JOB
Print the data that follows exactly.

Some records
* * * * * * *

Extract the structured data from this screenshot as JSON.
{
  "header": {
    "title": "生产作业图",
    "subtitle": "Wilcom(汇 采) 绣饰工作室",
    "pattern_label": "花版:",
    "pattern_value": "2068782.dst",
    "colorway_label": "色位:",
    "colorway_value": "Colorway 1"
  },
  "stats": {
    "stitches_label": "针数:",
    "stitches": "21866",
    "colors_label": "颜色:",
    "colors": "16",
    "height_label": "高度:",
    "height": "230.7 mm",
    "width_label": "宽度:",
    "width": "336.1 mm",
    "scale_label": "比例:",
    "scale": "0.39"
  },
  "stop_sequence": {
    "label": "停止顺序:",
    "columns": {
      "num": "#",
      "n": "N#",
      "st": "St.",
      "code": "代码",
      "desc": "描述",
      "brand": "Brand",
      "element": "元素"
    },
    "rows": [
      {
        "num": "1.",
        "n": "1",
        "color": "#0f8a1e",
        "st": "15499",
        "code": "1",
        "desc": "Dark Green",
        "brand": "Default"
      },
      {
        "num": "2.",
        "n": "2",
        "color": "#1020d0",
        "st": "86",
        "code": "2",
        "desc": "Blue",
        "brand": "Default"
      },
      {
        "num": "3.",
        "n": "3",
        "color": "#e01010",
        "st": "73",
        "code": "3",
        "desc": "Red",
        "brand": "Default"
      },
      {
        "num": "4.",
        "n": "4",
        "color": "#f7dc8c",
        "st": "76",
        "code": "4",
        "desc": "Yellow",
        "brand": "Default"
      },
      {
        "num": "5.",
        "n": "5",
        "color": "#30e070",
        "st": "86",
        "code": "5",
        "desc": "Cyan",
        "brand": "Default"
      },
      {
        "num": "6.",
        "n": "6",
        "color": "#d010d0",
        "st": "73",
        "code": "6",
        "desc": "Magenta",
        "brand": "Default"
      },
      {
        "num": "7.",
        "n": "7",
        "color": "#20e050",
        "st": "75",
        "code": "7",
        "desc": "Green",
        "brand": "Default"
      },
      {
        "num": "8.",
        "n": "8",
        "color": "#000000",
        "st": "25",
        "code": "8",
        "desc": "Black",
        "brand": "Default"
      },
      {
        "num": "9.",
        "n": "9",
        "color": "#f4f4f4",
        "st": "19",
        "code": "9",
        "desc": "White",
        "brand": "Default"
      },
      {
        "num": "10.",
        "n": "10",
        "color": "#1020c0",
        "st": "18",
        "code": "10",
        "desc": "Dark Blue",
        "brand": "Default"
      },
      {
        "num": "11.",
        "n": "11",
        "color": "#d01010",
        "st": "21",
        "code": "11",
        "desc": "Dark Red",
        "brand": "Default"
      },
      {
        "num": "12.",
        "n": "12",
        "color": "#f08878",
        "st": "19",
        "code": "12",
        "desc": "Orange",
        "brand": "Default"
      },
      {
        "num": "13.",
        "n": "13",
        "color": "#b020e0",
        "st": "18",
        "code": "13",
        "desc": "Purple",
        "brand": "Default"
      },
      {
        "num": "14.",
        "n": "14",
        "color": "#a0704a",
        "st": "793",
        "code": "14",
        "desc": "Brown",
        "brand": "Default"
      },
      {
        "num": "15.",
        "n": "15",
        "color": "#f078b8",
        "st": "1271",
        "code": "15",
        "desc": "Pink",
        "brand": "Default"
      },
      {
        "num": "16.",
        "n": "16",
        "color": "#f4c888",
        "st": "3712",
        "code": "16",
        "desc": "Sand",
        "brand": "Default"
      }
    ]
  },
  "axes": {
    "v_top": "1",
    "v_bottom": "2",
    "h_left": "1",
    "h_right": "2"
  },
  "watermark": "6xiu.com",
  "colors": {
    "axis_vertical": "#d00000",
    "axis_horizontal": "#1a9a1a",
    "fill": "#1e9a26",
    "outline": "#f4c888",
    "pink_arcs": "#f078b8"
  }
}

* * * * * * *

THE REPLY
Extract the structured data from this screenshot as JSON.
{
  "header": {
    "title": "生产作业图",
    "subtitle": "Wilcom(汇 采) 绣饰工作室",
    "pattern_label": "花版:",
    "pattern_value": "2068782.dst",
    "colorway_label": "色位:",
    "colorway_value": "Colorway 1"
  },
  "stats": {
    "stitches_label": "针数:",
    "stitches": "21866",
    "colors_label": "颜色:",
    "colors": "16",
    "height_label": "高度:",
    "height": "230.7 mm",
    "width_label": "宽度:",
    "width": "336.1 mm",
    "scale_label": "比例:",
    "scale": "0.39"
  },
  "stop_sequence": {
    "label": "停止顺序:",
    "columns": {
      "num": "#",
      "n": "N#",
      "st": "St.",
      "code": "代码",
      "desc": "描述",
      "brand": "Brand",
      "element": "元素"
    },
    "rows": [
      {
        "num": "1.",
        "n": "1",
        "color": "#0f8a1e",
        "st": "15499",
        "code": "1",
        "desc": "Dark Green",
        "brand": "Default"
      },
      {
        "num": "2.",
        "n": "2",
        "color": "#1020d0",
        "st": "86",
        "code": "2",
        "desc": "Blue",
        "brand": "Default"
      },
      {
        "num": "3.",
        "n": "3",
        "color": "#e01010",
        "st": "73",
        "code": "3",
        "desc": "Red",
        "brand": "Default"
      },
      {
        "num": "4.",
        "n": "4",
        "color": "#f7dc8c",
        "st": "76",
        "code": "4",
        "desc": "Yellow",
        "brand": "Default"
      },
      {
        "num": "5.",
        "n": "5",
        "color": "#30e070",
        "st": "86",
        "code": "5",
        "desc": "Cyan",
        "brand": "Default"
      },
      {
        "num": "6.",
        "n": "6",
        "color": "#d010d0",
        "st": "73",
        "code": "6",
        "desc": "Magenta",
        "brand": "Default"
      },
      {
        "num": "7.",
        "n": "7",
        "color": "#20e050",
        "st": "75",
        "code": "7",
        "desc": "Green",
        "brand": "Default"
      },
      {
        "num": "8.",
        "n": "8",
        "color": "#000000",
        "st": "25",
        "code": "8",
        "desc": "Black",
        "brand": "Default"
      },
      {
        "num": "9.",
        "n": "9",
        "color": "#f4f4f4",
        "st": "19",
        "code": "9",
        "desc": "White",
        "brand": "Default"
      },
      {
        "num": "10.",
        "n": "10",
        "color": "#1020c0",
        "st": "18",
        "code": "10",
        "desc": "Dark Blue",
        "brand": "Default"
      },
      {
        "num": "11.",
        "n": "11",
        "color": "#d01010",
        "st": "21",
        "code": "11",
        "desc": "Dark Red",
        "brand": "Default"
      },
      {
        "num": "12.",
        "n": "12",
        "color": "#f08878",
        "st": "19",
        "code": "12",
        "desc": "Orange",
        "brand": "Default"
      },
      {
        "num": "13.",
        "n": "13",
        "color": "#b020e0",
        "st": "18",
        "code": "13",
        "desc": "Purple",
        "brand": "Default"
      },
      {
        "num": "14.",
        "n": "14",
        "color": "#a0704a",
        "st": "793",
        "code": "14",
        "desc": "Brown",
        "brand": "Default"
      },
      {
        "num": "15.",
        "n": "15",
        "color": "#f078b8",
        "st": "1271",
        "code": "15",
        "desc": "Pink",
        "brand": "Default"
      },
      {
        "num": "16.",
        "n": "16",
        "color": "#f4c888",
        "st": "3712",
        "code": "16",
        "desc": "Sand",
        "brand": "Default"
      }
    ]
  },
  "axes": {
    "v_top": "1",
    "v_bottom": "2",
    "h_left": "1",
    "h_right": "2"
  },
  "watermark": "6xiu.com",
  "colors": {
    "axis_vertical": "#d00000",
    "axis_horizontal": "#1a9a1a",
    "fill": "#1e9a26",
    "outline": "#f4c888",
    "pink_arcs": "#f078b8"
  }
}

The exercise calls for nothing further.